> **Testo fornito**:
L’altare maggiore, invece, racchiude una scultura dell’Immacolata appartenuta a Don Placido divenuta con il tempo assai famosa perché  ritenuta miracolosa.


Don Placido fu sacerdote nel Gesù Vecchio dal 1806 al 1851, ed era fortemente devoto alla Madonna ( ed alla sua statua ) per averlo liberato dal carcere e da una condanna a morte al tempo della rivoluzione napoletana del 1799. ( Don Placido Baccher, apparteneva ad una famiglia molto devota a Re Ferdinando IV di Borbone, e proprio per tale motivo si salvò solo   miracolosamente dalla famosa rivoluzione  giacobina  del 1799 . Perse comunque in quel periodo un fratello, amante di Luisa Sanfelice, che fu fatto fucilare per colpa dei rapporti che egli aveva con  questa donna )

La Chiesa un tempo era frequentata da moltissimi aristocratici, popolani, borghesi, commercianti e spesso anche dalla corte, sopratutto per le omelie di Don Placido, un sacerdote che molti consideravano quasi un santo.
Anche gli stessi reali borbonici non mancavano di stimare  il sacerdote e Ferdinando II  con la Regina e con tutta la corte si recavano spesso nella basilica del Gesù Vecchio in visita al reverendo: l’incontro avveniva nel centro della Basilica, il re e don Placido si inchinavano reciprocamente incerti se dovesse prevalere la maestà o la santità.
I rapporti con la casa reale erano tali che non di rado don Placido rimproverava anche i reali.
La statua della Madonna era molto venerata dal popolo e dalla nobiltà: si pregava, si invocavano grazie e intercessioni, si ringraziava per una malattia guarita, per un figlio nato, un matrimonio realizzato, un lavoro trovato, una pace fatta, e tante, tante altre cose.

> **Materiale estratto**:
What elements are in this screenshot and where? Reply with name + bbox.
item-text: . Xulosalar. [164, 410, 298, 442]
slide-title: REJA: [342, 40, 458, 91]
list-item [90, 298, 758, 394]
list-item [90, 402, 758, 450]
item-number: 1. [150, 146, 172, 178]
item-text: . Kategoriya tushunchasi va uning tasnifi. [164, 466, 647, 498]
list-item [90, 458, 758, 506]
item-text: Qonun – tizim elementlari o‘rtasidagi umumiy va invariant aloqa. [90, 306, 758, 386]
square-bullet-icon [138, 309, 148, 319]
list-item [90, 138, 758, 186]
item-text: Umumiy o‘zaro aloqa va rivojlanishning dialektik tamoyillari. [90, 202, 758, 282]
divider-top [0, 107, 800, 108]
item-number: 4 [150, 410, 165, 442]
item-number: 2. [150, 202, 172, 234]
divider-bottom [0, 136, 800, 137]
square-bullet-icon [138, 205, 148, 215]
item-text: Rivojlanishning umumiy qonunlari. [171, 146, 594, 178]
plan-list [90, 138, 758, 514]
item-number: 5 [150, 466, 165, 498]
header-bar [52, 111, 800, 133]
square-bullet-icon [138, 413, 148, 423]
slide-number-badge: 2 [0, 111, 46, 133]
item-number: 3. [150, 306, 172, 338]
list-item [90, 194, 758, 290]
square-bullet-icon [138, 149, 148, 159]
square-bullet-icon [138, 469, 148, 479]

> **Compito assegnato 1**: Modifica il testo su Don Placido: riscrivi il brano che si apre con le parole contenenti "La Chiesa un" e si chiude con "o la santità.", mettendo "nobili" al posto di "aristocratici".
> **Compito assegnato 2**: Scrivi il seguito del testo su Don Placido, cominciando subito dopo la sua ultima frase.
I dati sono materiale a sé, separato dal testo su Don Placido.

> **Risposta attesa 1**:
La Chiesa un tempo era frequentata da moltissimi nobili, popolani, borghesi, commercianti e spesso anche dalla corte, sopratutto per le omelie di Don Placido, un sacerdote che molti consideravano quasi un santo.
Anche gli stessi reali borbonici non mancavano di stimare  il sacerdote e Ferdinando II  con la Regina e con tutta la corte si recavano spesso nella basilica del Gesù Vecchio in visita al reverendo: l’incontro avveniva nel centro della Basilica, il re e don Placido si inchinavano reciprocamente incerti se dovesse prevalere la maestà o la santità.

> **Risposta attesa 2**:
Con il tempo  si parlava sempre più frequentemente della Madonnina di don Placido e delle grazie che si riusciva ad ottenere dalla stessa e per questo venne di conseguenza ufficialmente incoronata il 30 dicembre del 1826  protettrice di Napoli dal Cardinale Luigi Ruffo Scilla con la partecipazione commossa di tutta la città.

Nel giorno seguente all’incoronazione, mentre don Placido si recava all’altare per celebrare Messa, l’Immacolata gli apparve e gli disse:” Beati… particolarmente tutti quei sacerdoti che celebreranno al mio altare e beati i fedeli che vi faranno la Comunione nel sabato seguente la mia incoronazione”, il sabato dopo il 30 dicembre.
Da allora viene ancora oggi celebrato ogni anno quello che fu definito il “sabato privilegiato ” dove la tradizione della chiesa porta  a venerare in quel giorno la Madonna Immacolata di Don Placido.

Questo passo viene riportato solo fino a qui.